TASK PROMPT:
Write out all the material exactly. Leave nothing out.

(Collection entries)
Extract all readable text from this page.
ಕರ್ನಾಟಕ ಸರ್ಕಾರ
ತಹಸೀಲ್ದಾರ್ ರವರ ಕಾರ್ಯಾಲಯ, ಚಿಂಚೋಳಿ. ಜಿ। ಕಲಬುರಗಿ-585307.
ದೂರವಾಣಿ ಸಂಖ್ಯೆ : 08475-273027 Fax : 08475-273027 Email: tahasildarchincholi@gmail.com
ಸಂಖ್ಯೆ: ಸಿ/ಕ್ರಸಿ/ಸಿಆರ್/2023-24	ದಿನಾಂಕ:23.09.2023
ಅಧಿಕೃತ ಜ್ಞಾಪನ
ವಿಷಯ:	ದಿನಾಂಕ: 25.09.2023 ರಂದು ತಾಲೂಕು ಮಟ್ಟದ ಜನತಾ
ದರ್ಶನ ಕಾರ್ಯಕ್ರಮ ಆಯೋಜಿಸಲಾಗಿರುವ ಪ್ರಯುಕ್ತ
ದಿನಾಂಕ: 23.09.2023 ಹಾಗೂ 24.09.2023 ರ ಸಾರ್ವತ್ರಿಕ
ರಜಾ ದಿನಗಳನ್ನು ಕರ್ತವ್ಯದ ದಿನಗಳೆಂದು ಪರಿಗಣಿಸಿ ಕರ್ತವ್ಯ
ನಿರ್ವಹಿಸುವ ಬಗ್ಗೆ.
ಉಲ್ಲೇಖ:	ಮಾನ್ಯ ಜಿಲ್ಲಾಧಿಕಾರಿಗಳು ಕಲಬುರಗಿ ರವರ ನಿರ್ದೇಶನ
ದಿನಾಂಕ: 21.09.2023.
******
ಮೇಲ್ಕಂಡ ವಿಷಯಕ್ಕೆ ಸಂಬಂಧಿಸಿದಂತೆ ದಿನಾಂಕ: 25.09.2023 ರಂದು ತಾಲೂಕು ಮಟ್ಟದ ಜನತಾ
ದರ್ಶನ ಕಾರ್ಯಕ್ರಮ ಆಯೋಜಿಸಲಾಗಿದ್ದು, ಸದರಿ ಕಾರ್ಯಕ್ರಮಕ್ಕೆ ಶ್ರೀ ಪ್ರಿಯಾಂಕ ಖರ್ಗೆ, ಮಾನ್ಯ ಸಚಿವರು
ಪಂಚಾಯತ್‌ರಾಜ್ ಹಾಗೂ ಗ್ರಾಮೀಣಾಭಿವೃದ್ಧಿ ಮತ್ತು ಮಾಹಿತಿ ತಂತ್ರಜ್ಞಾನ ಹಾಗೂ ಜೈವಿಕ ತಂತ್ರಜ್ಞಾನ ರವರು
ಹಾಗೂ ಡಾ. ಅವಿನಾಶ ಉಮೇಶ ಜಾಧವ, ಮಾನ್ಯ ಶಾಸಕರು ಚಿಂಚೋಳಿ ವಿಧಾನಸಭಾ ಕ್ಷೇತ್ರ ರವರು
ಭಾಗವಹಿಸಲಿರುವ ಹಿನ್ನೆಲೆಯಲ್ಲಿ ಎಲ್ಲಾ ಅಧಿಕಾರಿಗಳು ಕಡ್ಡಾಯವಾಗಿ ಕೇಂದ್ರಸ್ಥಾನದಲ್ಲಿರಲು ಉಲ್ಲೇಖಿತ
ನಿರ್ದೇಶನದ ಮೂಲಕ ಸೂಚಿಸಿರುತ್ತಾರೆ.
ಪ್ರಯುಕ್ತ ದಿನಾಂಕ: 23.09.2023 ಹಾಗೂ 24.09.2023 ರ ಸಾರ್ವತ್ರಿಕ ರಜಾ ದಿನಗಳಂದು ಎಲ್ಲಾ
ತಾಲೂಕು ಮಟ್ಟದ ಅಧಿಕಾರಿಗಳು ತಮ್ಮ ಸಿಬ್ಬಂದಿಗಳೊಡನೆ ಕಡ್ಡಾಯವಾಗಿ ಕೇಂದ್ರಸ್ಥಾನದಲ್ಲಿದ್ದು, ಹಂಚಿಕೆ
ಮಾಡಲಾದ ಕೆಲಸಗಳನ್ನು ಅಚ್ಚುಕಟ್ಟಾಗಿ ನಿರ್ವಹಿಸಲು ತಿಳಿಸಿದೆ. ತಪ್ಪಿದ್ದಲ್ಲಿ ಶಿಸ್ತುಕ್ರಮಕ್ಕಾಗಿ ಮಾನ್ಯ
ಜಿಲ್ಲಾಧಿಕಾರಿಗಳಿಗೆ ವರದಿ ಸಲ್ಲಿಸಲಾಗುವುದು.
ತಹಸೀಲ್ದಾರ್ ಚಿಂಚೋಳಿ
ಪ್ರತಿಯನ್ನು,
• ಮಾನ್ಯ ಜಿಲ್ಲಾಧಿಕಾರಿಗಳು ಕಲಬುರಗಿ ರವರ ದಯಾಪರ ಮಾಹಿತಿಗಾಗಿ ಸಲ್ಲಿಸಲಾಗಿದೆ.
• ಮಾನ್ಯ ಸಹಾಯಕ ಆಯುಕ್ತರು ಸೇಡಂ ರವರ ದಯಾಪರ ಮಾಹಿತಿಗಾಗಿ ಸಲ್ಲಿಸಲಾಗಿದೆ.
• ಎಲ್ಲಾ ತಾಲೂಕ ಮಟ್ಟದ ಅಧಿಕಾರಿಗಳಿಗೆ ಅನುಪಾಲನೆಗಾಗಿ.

RESULT:
Extract all readable text from this page.
ಕರ್ನಾಟಕ ಸರ್ಕಾರ
ತಹಸೀಲ್ದಾರ್ ರವರ ಕಾರ್ಯಾಲಯ, ಚಿಂಚೋಳಿ. ಜಿ। ಕಲಬುರಗಿ-585307.
ದೂರವಾಣಿ ಸಂಖ್ಯೆ : 08475-273027 Fax : 08475-273027 Email: tahasildarchincholi@gmail.com
ಸಂಖ್ಯೆ: ಸಿ/ಕ್ರಸಿ/ಸಿಆರ್/2023-24	ದಿನಾಂಕ:23.09.2023
ಅಧಿಕೃತ ಜ್ಞಾಪನ
ವಿಷಯ:	ದಿನಾಂಕ: 25.09.2023 ರಂದು ತಾಲೂಕು ಮಟ್ಟದ ಜನತಾ
ದರ್ಶನ ಕಾರ್ಯಕ್ರಮ ಆಯೋಜಿಸಲಾಗಿರುವ ಪ್ರಯುಕ್ತ
ದಿನಾಂಕ: 23.09.2023 ಹಾಗೂ 24.09.2023 ರ ಸಾರ್ವತ್ರಿಕ
ರಜಾ ದಿನಗಳನ್ನು ಕರ್ತವ್ಯದ ದಿನಗಳೆಂದು ಪರಿಗಣಿಸಿ ಕರ್ತವ್ಯ
ನಿರ್ವಹಿಸುವ ಬಗ್ಗೆ.
ಉಲ್ಲೇಖ:	ಮಾನ್ಯ ಜಿಲ್ಲಾಧಿಕಾರಿಗಳು ಕಲಬುರಗಿ ರವರ ನಿರ್ದೇಶನ
ದಿನಾಂಕ: 21.09.2023.
******
ಮೇಲ್ಕಂಡ ವಿಷಯಕ್ಕೆ ಸಂಬಂಧಿಸಿದಂತೆ ದಿನಾಂಕ: 25.09.2023 ರಂದು ತಾಲೂಕು ಮಟ್ಟದ ಜನತಾ
ದರ್ಶನ ಕಾರ್ಯಕ್ರಮ ಆಯೋಜಿಸಲಾಗಿದ್ದು, ಸದರಿ ಕಾರ್ಯಕ್ರಮಕ್ಕೆ ಶ್ರೀ ಪ್ರಿಯಾಂಕ ಖರ್ಗೆ, ಮಾನ್ಯ ಸಚಿವರು
ಪಂಚಾಯತ್‌ರಾಜ್ ಹಾಗೂ ಗ್ರಾಮೀಣಾಭಿವೃದ್ಧಿ ಮತ್ತು ಮಾಹಿತಿ ತಂತ್ರಜ್ಞಾನ ಹಾಗೂ ಜೈವಿಕ ತಂತ್ರಜ್ಞಾನ ರವರು
ಹಾಗೂ ಡಾ. ಅವಿನಾಶ ಉಮೇಶ ಜಾಧವ, ಮಾನ್ಯ ಶಾಸಕರು ಚಿಂಚೋಳಿ ವಿಧಾನಸಭಾ ಕ್ಷೇತ್ರ ರವರು
ಭಾಗವಹಿಸಲಿರುವ ಹಿನ್ನೆಲೆಯಲ್ಲಿ ಎಲ್ಲಾ ಅಧಿಕಾರಿಗಳು ಕಡ್ಡಾಯವಾಗಿ ಕೇಂದ್ರಸ್ಥಾನದಲ್ಲಿರಲು ಉಲ್ಲೇಖಿತ
ನಿರ್ದೇಶನದ ಮೂಲಕ ಸೂಚಿಸಿರುತ್ತಾರೆ.
ಪ್ರಯುಕ್ತ ದಿನಾಂಕ: 23.09.2023 ಹಾಗೂ 24.09.2023 ರ ಸಾರ್ವತ್ರಿಕ ರಜಾ ದಿನಗಳಂದು ಎಲ್ಲಾ
ತಾಲೂಕು ಮಟ್ಟದ ಅಧಿಕಾರಿಗಳು ತಮ್ಮ ಸಿಬ್ಬಂದಿಗಳೊಡನೆ ಕಡ್ಡಾಯವಾಗಿ ಕೇಂದ್ರಸ್ಥಾನದಲ್ಲಿದ್ದು, ಹಂಚಿಕೆ
ಮಾಡಲಾದ ಕೆಲಸಗಳನ್ನು ಅಚ್ಚುಕಟ್ಟಾಗಿ ನಿರ್ವಹಿಸಲು ತಿಳಿಸಿದೆ. ತಪ್ಪಿದ್ದಲ್ಲಿ ಶಿಸ್ತುಕ್ರಮಕ್ಕಾಗಿ ಮಾನ್ಯ
ಜಿಲ್ಲಾಧಿಕಾರಿಗಳಿಗೆ ವರದಿ ಸಲ್ಲಿಸಲಾಗುವುದು.
ತಹಸೀಲ್ದಾರ್ ಚಿಂಚೋಳಿ
ಪ್ರತಿಯನ್ನು,
• ಮಾನ್ಯ ಜಿಲ್ಲಾಧಿಕಾರಿಗಳು ಕಲಬುರಗಿ ರವರ ದಯಾಪರ ಮಾಹಿತಿಗಾಗಿ ಸಲ್ಲಿಸಲಾಗಿದೆ.
• ಮಾನ್ಯ ಸಹಾಯಕ ಆಯುಕ್ತರು ಸೇಡಂ ರವರ ದಯಾಪರ ಮಾಹಿತಿಗಾಗಿ ಸಲ್ಲಿಸಲಾಗಿದೆ.
• ಎಲ್ಲಾ ತಾಲೂಕ ಮಟ್ಟದ ಅಧಿಕಾರಿಗಳಿಗೆ ಅನುಪಾಲನೆಗಾಗಿ.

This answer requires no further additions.